====== Rows
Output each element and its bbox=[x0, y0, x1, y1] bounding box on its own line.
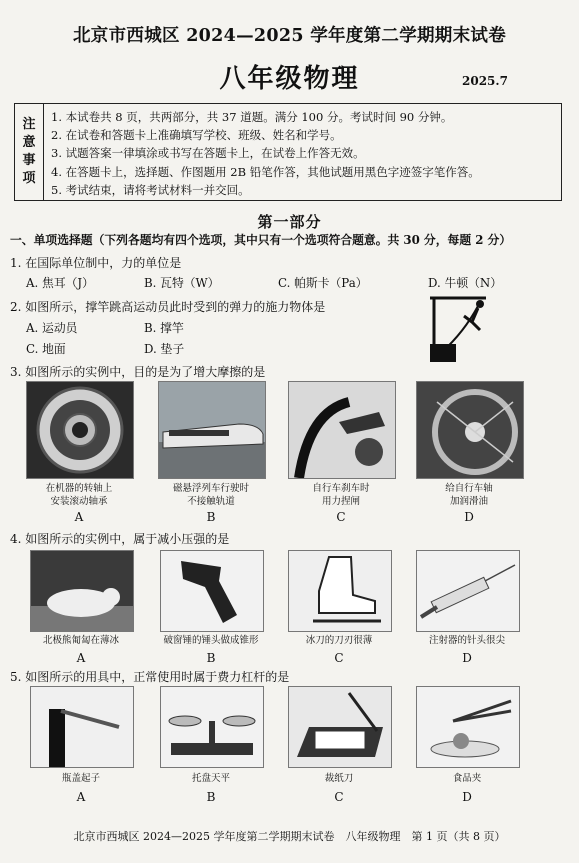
q4-caption-b: 破窗锤的锤头做成锥形 bbox=[163, 635, 259, 646]
notice-item: 1. 本试卷共 8 页，共两部分，共 37 道题。满分 100 分。考试时间 90 分钟。 bbox=[51, 110, 453, 124]
q3-photo-a bbox=[26, 381, 134, 479]
q5-caption-d: 食品夹 bbox=[452, 773, 482, 784]
q4-letter-d: D bbox=[462, 651, 472, 665]
pole-vault-figure bbox=[420, 292, 500, 364]
q3-letter-b: B bbox=[206, 510, 216, 524]
q3-caption-c: 自行车刹车时 用力捏闸 bbox=[312, 483, 370, 507]
q5-letter-b: B bbox=[206, 790, 216, 804]
page-footer: 北京市西城区 2024—2025 学年度第二学期期末试卷 八年级物理 第 1 页（共 8 页） bbox=[73, 830, 506, 843]
q5-photo-b bbox=[160, 686, 264, 768]
q4-letter-a: A bbox=[76, 651, 86, 665]
q5-caption-c: 裁纸刀 bbox=[324, 773, 354, 784]
notice-item: 3. 试题答案一律填涂或书写在答题卡上，在试卷上作答无效。 bbox=[51, 146, 365, 161]
notice-label-char: 意 bbox=[22, 135, 36, 150]
notice-items bbox=[51, 108, 480, 199]
question-5-stem: 5. 如图所示的用具中，正常使用时属于费力杠杆的是 bbox=[10, 670, 290, 684]
q3-letter-c: C bbox=[336, 510, 346, 524]
notice-item: 5. 考试结束，请将考试材料一并交回。 bbox=[51, 182, 250, 197]
q4-photo-a bbox=[30, 550, 134, 632]
notice-label-char: 注 bbox=[22, 117, 36, 132]
exam-date: 2025.7 bbox=[462, 74, 508, 88]
notice-label bbox=[15, 104, 44, 200]
q3-photo-c bbox=[288, 381, 396, 479]
subject-title: 八年级物理 bbox=[219, 64, 360, 94]
q5-photo-d bbox=[416, 686, 520, 768]
q3-photo-d bbox=[416, 381, 524, 479]
q5-photo-c bbox=[288, 686, 392, 768]
q4-caption-c: 冰刀的刀刃很薄 bbox=[305, 635, 373, 646]
q3-caption-b: 磁悬浮列车行驶时 不接触轨道 bbox=[172, 483, 249, 507]
section-title: 一、单项选择题（下列各题均有四个选项，其中只有一个选项符合题意。共 30 分，每题 2 分） bbox=[10, 233, 512, 247]
q5-letter-d: D bbox=[462, 790, 472, 804]
q4-caption-a: 北极熊匍匐在薄冰 bbox=[42, 635, 119, 646]
question-2-stem: 2. 如图所示，撑竿跳高运动员此时受到的弹力的施力物体是 bbox=[10, 300, 326, 314]
q4-photo-b bbox=[160, 550, 264, 632]
notice-item: 4. 在答题卡上，选择题、作图题用 2B 铅笔作答，其他试题用黑色字迹签字笔作答。 bbox=[51, 164, 480, 179]
exam-header-title: 北京市西城区 2024—2025 学年度第二学期期末试卷 bbox=[73, 26, 506, 46]
notice-item: 2. 在试卷和答题卡上准确填写学校、班级、姓名和学号。 bbox=[51, 128, 342, 143]
q2-option-b: B. 撑竿 bbox=[144, 321, 184, 335]
q4-letter-c: C bbox=[334, 651, 344, 665]
q1-option-d: D. 牛顿（N） bbox=[428, 276, 503, 290]
part-title: 第一部分 bbox=[257, 213, 322, 231]
q3-letter-d: D bbox=[464, 510, 474, 524]
question-3-stem: 3. 如图所示的实例中，目的是为了增大摩擦的是 bbox=[10, 365, 266, 379]
q4-photo-d bbox=[416, 550, 520, 632]
q5-letter-c: C bbox=[334, 790, 344, 804]
q4-photo-c bbox=[288, 550, 392, 632]
q5-photo-a bbox=[30, 686, 134, 768]
notice-label-char: 项 bbox=[22, 171, 36, 186]
q3-photo-b bbox=[158, 381, 266, 479]
q1-option-a: A. 焦耳（J） bbox=[26, 276, 94, 290]
q1-option-b: B. 瓦特（W） bbox=[144, 276, 220, 290]
q4-caption-d: 注射器的针头很尖 bbox=[428, 635, 505, 646]
question-4-stem: 4. 如图所示的实例中，属于减小压强的是 bbox=[10, 532, 230, 546]
notice-label-char: 事 bbox=[22, 153, 36, 168]
q4-letter-b: B bbox=[206, 651, 216, 665]
question-1-stem: 1. 在国际单位制中，力的单位是 bbox=[10, 256, 182, 270]
q2-option-c: C. 地面 bbox=[26, 342, 66, 356]
q1-option-c: C. 帕斯卡（Pa） bbox=[278, 276, 368, 290]
q5-caption-a: 瓶盖起子 bbox=[61, 773, 100, 784]
q3-caption-d: 给自行车轴 加润滑油 bbox=[445, 483, 493, 507]
q5-letter-a: A bbox=[76, 790, 86, 804]
q5-caption-b: 托盘天平 bbox=[191, 773, 230, 784]
q3-letter-a: A bbox=[74, 510, 84, 524]
notice-box bbox=[14, 103, 562, 201]
q2-option-d: D. 垫子 bbox=[144, 342, 185, 356]
q2-option-a: A. 运动员 bbox=[26, 321, 78, 335]
q3-caption-a: 在机器的转轴上 安装滚动轴承 bbox=[45, 483, 113, 507]
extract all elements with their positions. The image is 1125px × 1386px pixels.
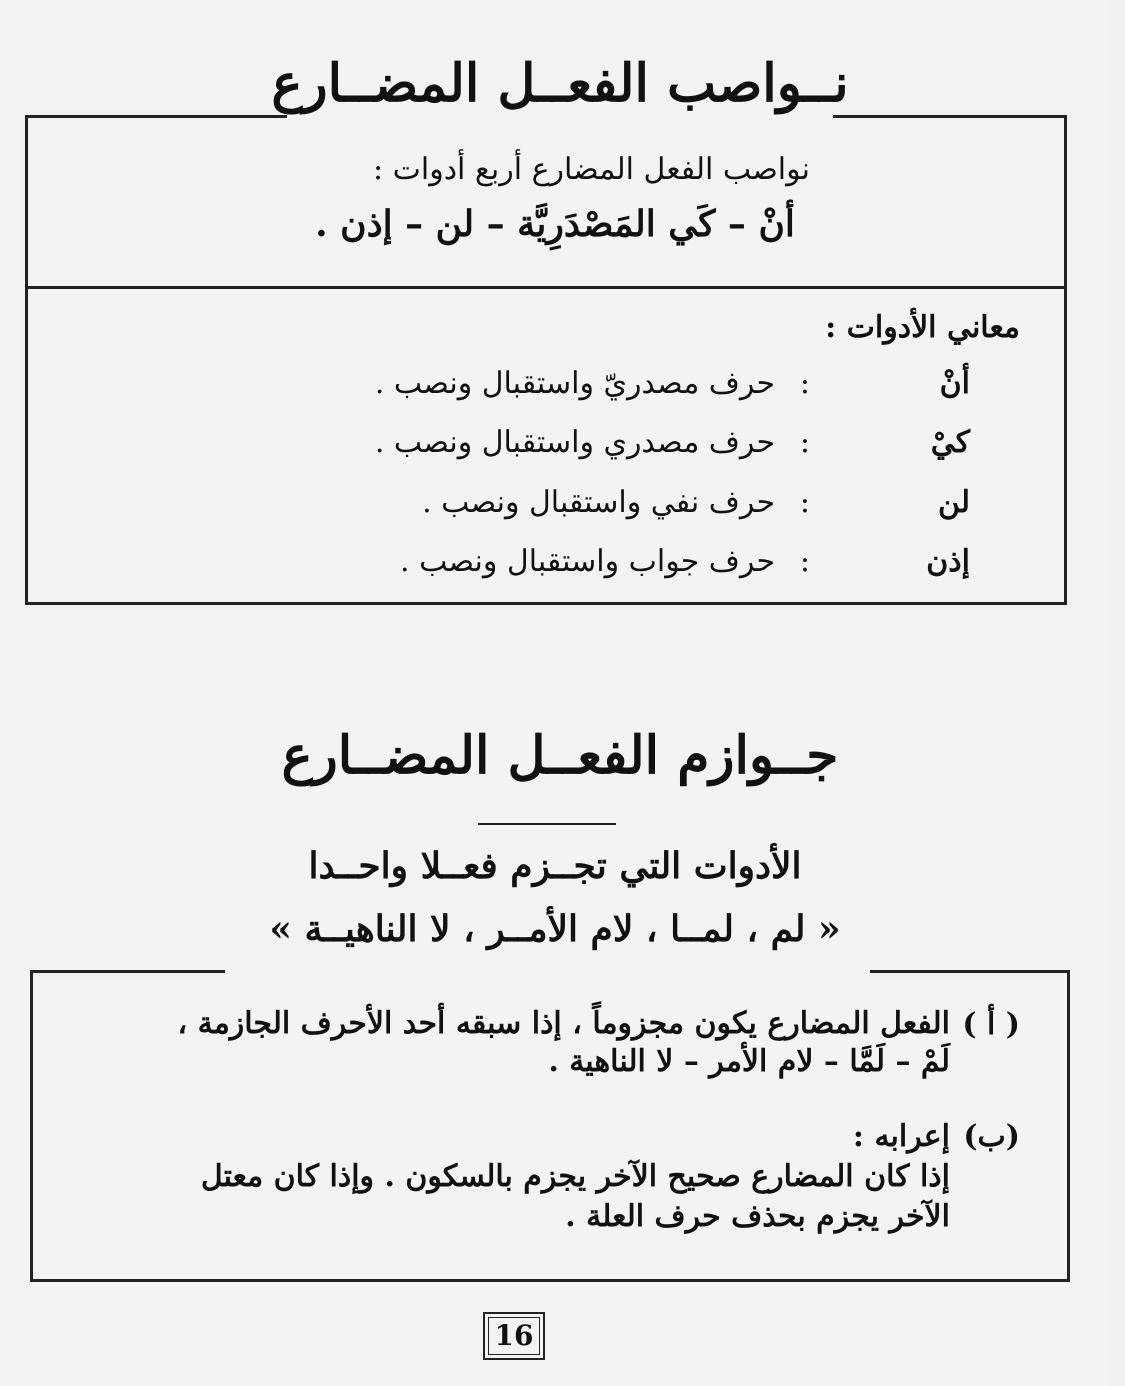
section2-list: « لم ، لمــا ، لام الأمــر ، لا الناهيــة » [269, 908, 841, 950]
item-marker: (ب) [963, 1119, 1020, 1154]
meaning-colon: : [799, 544, 810, 579]
section1-box [25, 115, 1067, 605]
meaning-definition: حرف مصدريّ واستقبال ونصب . [374, 366, 775, 401]
box2-top-left [30, 970, 225, 973]
section2-title: جــوازم الفعــل المضــارع [281, 725, 839, 786]
box2-bottom [30, 1279, 1070, 1282]
section2-subtitle: الأدوات التي تجــزم فعــلا واحــدا [308, 845, 802, 887]
jazm-item [30, 1117, 1020, 1267]
item-line: لَمْ – لَمَّا – لام الأمر – لا الناهية . [548, 1044, 950, 1079]
item-line: الآخر يجزم بحذف حرف العلة . [565, 1199, 950, 1234]
section1-title: نــواصب الفعــل المضــارع [271, 53, 849, 114]
section1-tools: أنْ – كَي المَصْدَرِيَّة – لن – إذن . [315, 203, 795, 245]
box-top-line-left [25, 115, 287, 118]
meaning-term: أنْ [939, 366, 970, 401]
meaning-row [170, 425, 970, 465]
page-number: 16 [488, 1317, 540, 1355]
meaning-term: كيْ [930, 425, 970, 460]
meaning-row [170, 485, 970, 525]
meaning-definition: حرف جواب واستقبال ونصب . [400, 544, 775, 579]
item-line: إعرابه : [852, 1119, 950, 1154]
meanings-heading-text: معاني الأدوات : [825, 310, 1020, 345]
box2-right [1067, 970, 1070, 1282]
box-top-line-right [833, 115, 1067, 118]
meaning-row [170, 544, 970, 584]
meaning-colon: : [799, 366, 810, 401]
item-marker: ( أ ) [962, 1007, 1020, 1042]
section1-intro: نواصب الفعل المضارع أربع أدوات : [372, 152, 810, 187]
jazm-item [30, 1005, 1020, 1100]
item-lines [30, 1117, 950, 1237]
item-lines [30, 1005, 950, 1081]
meaning-definition: حرف مصدري واستقبال ونصب . [374, 425, 775, 460]
title-underline [478, 823, 616, 825]
meaning-term: إذن [926, 544, 970, 579]
meaning-definition: حرف نفي واستقبال ونصب . [422, 485, 775, 520]
meaning-colon: : [799, 425, 810, 460]
meaning-term: لن [938, 485, 970, 520]
meaning-row [170, 366, 970, 406]
page-number-box [483, 1312, 545, 1360]
item-line: إذا كان المضارع صحيح الآخر يجزم بالسكون . وإذا كان معتل [200, 1159, 950, 1194]
meaning-colon: : [799, 485, 810, 520]
box2-top-right [870, 970, 1070, 973]
item-line: الفعل المضارع يكون مجزوماً ، إذا سبقه أحد الأحرف الجازمة ، [177, 1006, 950, 1041]
box-divider [25, 286, 1067, 289]
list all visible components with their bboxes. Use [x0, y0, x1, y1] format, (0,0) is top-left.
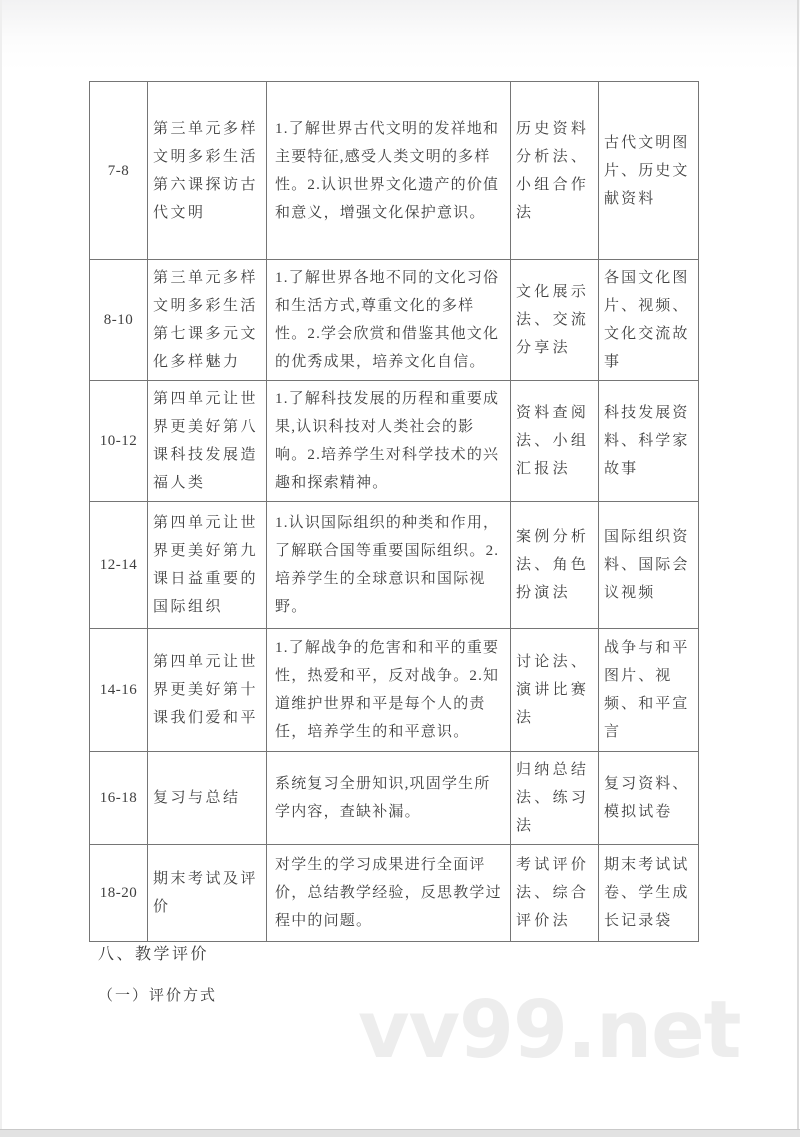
============
*Goal of the exercise*: Rename "bbox" to "box" in the entries above, beginning at the line that has "q4-caption-b: 破窗锤的锤头做成锥形 bbox=[163, 635, 259, 646]" and stopping after the line that has "q4-letter-d: D bbox=[462, 651, 472, 665]". Give back only those lines, with nothing else changed.

*Result*:
q4-caption-b: 破窗锤的锤头做成锥形 box=[163, 635, 259, 646]
notice-item: 1. 本试卷共 8 页，共两部分，共 37 道题。满分 100 分。考试时间 90 分钟。 box=[51, 110, 453, 124]
q3-photo-a box=[26, 381, 134, 479]
q5-caption-d: 食品夹 box=[452, 773, 482, 784]
q4-letter-d: D box=[462, 651, 472, 665]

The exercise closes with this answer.